Exercise: Leave out the pictures and copy each record below exactly.

Data listing:
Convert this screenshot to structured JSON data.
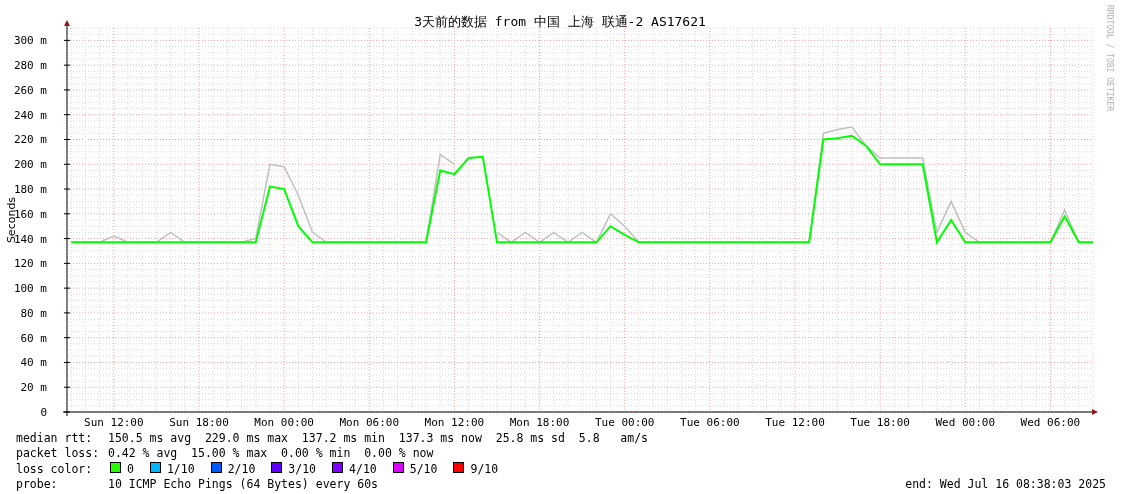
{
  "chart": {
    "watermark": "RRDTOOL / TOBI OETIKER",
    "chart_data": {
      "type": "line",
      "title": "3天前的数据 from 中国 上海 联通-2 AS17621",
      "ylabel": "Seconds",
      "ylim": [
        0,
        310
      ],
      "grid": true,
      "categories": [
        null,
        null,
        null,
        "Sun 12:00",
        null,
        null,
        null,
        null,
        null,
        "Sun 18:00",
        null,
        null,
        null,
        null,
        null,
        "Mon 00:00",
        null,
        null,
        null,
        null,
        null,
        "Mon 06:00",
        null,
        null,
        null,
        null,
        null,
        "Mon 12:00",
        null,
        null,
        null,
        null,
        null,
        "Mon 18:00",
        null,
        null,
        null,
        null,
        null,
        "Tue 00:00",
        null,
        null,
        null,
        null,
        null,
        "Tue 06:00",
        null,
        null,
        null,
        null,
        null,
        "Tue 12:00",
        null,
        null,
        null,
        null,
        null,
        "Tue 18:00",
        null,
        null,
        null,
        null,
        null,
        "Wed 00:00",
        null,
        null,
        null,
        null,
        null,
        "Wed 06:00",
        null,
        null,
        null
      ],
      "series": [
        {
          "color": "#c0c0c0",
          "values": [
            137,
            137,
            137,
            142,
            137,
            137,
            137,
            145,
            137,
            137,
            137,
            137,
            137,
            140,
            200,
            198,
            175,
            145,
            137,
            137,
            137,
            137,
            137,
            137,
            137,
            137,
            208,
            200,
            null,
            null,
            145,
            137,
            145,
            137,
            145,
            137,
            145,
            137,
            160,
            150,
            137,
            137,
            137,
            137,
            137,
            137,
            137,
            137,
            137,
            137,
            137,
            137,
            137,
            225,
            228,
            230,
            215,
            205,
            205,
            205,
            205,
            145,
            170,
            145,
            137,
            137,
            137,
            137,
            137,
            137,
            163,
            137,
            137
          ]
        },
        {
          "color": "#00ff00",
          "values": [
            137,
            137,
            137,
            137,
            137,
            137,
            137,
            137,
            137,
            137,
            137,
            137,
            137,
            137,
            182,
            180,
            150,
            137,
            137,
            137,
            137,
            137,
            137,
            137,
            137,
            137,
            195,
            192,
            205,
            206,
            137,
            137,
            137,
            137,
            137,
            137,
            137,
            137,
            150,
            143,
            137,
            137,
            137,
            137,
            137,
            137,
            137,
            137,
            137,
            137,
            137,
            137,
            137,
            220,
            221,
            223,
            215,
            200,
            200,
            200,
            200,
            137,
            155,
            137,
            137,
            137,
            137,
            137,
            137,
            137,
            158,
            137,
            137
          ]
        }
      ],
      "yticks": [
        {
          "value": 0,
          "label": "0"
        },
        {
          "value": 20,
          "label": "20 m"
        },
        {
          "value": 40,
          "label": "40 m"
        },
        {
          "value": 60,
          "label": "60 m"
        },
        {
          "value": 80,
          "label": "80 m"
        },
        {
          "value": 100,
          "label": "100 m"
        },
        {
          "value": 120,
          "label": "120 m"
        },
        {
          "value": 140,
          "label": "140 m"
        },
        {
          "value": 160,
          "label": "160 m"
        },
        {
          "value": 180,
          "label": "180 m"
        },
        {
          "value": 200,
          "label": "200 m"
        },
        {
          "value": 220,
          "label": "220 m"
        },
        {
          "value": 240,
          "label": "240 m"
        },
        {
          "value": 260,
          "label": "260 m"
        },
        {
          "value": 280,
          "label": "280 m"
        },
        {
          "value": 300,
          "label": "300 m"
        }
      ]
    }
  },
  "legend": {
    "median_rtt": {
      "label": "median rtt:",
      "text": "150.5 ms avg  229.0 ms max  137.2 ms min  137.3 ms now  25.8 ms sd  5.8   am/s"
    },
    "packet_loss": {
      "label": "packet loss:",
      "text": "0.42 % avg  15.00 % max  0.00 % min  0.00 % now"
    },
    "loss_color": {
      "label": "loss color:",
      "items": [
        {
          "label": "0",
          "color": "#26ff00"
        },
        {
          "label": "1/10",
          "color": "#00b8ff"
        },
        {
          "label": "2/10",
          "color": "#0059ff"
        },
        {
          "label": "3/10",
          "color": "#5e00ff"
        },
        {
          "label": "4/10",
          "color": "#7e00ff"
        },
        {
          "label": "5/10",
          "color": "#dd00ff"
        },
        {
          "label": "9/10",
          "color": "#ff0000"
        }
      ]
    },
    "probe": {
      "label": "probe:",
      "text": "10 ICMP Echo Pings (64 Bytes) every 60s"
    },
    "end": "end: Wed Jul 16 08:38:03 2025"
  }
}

Solution for this problem:
Convert this screenshot to structured JSON data.
{
  "chart": {
    "watermark": "RRDTOOL / TOBI OETIKER",
    "chart_data": {
      "type": "line",
      "title": "3天前的数据 from 中国 上海 联通-2 AS17621",
      "ylabel": "Seconds",
      "ylim": [
        0,
        310
      ],
      "grid": true,
      "categories": [
        null,
        null,
        null,
        "Sun 12:00",
        null,
        null,
        null,
        null,
        null,
        "Sun 18:00",
        null,
        null,
        null,
        null,
        null,
        "Mon 00:00",
        null,
        null,
        null,
        null,
        null,
        "Mon 06:00",
        null,
        null,
        null,
        null,
        null,
        "Mon 12:00",
        null,
        null,
        null,
        null,
        null,
        "Mon 18:00",
        null,
        null,
        null,
        null,
        null,
        "Tue 00:00",
        null,
        null,
        null,
        null,
        null,
        "Tue 06:00",
        null,
        null,
        null,
        null,
        null,
        "Tue 12:00",
        null,
        null,
        null,
        null,
        null,
        "Tue 18:00",
        null,
        null,
        null,
        null,
        null,
        "Wed 00:00",
        null,
        null,
        null,
        null,
        null,
        "Wed 06:00",
        null,
        null,
        null
      ],
      "series": [
        {
          "color": "#c0c0c0",
          "values": [
            137,
            137,
            137,
            142,
            137,
            137,
            137,
            145,
            137,
            137,
            137,
            137,
            137,
            140,
            200,
            198,
            175,
            145,
            137,
            137,
            137,
            137,
            137,
            137,
            137,
            137,
            208,
            200,
            null,
            null,
            145,
            137,
            145,
            137,
            145,
            137,
            145,
            137,
            160,
            150,
            137,
            137,
            137,
            137,
            137,
            137,
            137,
            137,
            137,
            137,
            137,
            137,
            137,
            225,
            228,
            230,
            215,
            205,
            205,
            205,
            205,
            145,
            170,
            145,
            137,
            137,
            137,
            137,
            137,
            137,
            163,
            137,
            137
          ]
        },
        {
          "color": "#00ff00",
          "values": [
            137,
            137,
            137,
            137,
            137,
            137,
            137,
            137,
            137,
            137,
            137,
            137,
            137,
            137,
            182,
            180,
            150,
            137,
            137,
            137,
            137,
            137,
            137,
            137,
            137,
            137,
            195,
            192,
            205,
            206,
            137,
            137,
            137,
            137,
            137,
            137,
            137,
            137,
            150,
            143,
            137,
            137,
            137,
            137,
            137,
            137,
            137,
            137,
            137,
            137,
            137,
            137,
            137,
            220,
            221,
            223,
            215,
            200,
            200,
            200,
            200,
            137,
            155,
            137,
            137,
            137,
            137,
            137,
            137,
            137,
            158,
            137,
            137
          ]
        }
      ],
      "yticks": [
        {
          "value": 0,
          "label": "0"
        },
        {
          "value": 20,
          "label": "20 m"
        },
        {
          "value": 40,
          "label": "40 m"
        },
        {
          "value": 60,
          "label": "60 m"
        },
        {
          "value": 80,
          "label": "80 m"
        },
        {
          "value": 100,
          "label": "100 m"
        },
        {
          "value": 120,
          "label": "120 m"
        },
        {
          "value": 140,
          "label": "140 m"
        },
        {
          "value": 160,
          "label": "160 m"
        },
        {
          "value": 180,
          "label": "180 m"
        },
        {
          "value": 200,
          "label": "200 m"
        },
        {
          "value": 220,
          "label": "220 m"
        },
        {
          "value": 240,
          "label": "240 m"
        },
        {
          "value": 260,
          "label": "260 m"
        },
        {
          "value": 280,
          "label": "280 m"
        },
        {
          "value": 300,
          "label": "300 m"
        }
      ]
    }
  },
  "legend": {
    "median_rtt": {
      "label": "median rtt:",
      "text": "150.5 ms avg  229.0 ms max  137.2 ms min  137.3 ms now  25.8 ms sd  5.8   am/s"
    },
    "packet_loss": {
      "label": "packet loss:",
      "text": "0.42 % avg  15.00 % max  0.00 % min  0.00 % now"
    },
    "loss_color": {
      "label": "loss color:",
      "items": [
        {
          "label": "0",
          "color": "#26ff00"
        },
        {
          "label": "1/10",
          "color": "#00b8ff"
        },
        {
          "label": "2/10",
          "color": "#0059ff"
        },
        {
          "label": "3/10",
          "color": "#5e00ff"
        },
        {
          "label": "4/10",
          "color": "#7e00ff"
        },
        {
          "label": "5/10",
          "color": "#dd00ff"
        },
        {
          "label": "9/10",
          "color": "#ff0000"
        }
      ]
    },
    "probe": {
      "label": "probe:",
      "text": "10 ICMP Echo Pings (64 Bytes) every 60s"
    },
    "end": "end: Wed Jul 16 08:38:03 2025"
  }
}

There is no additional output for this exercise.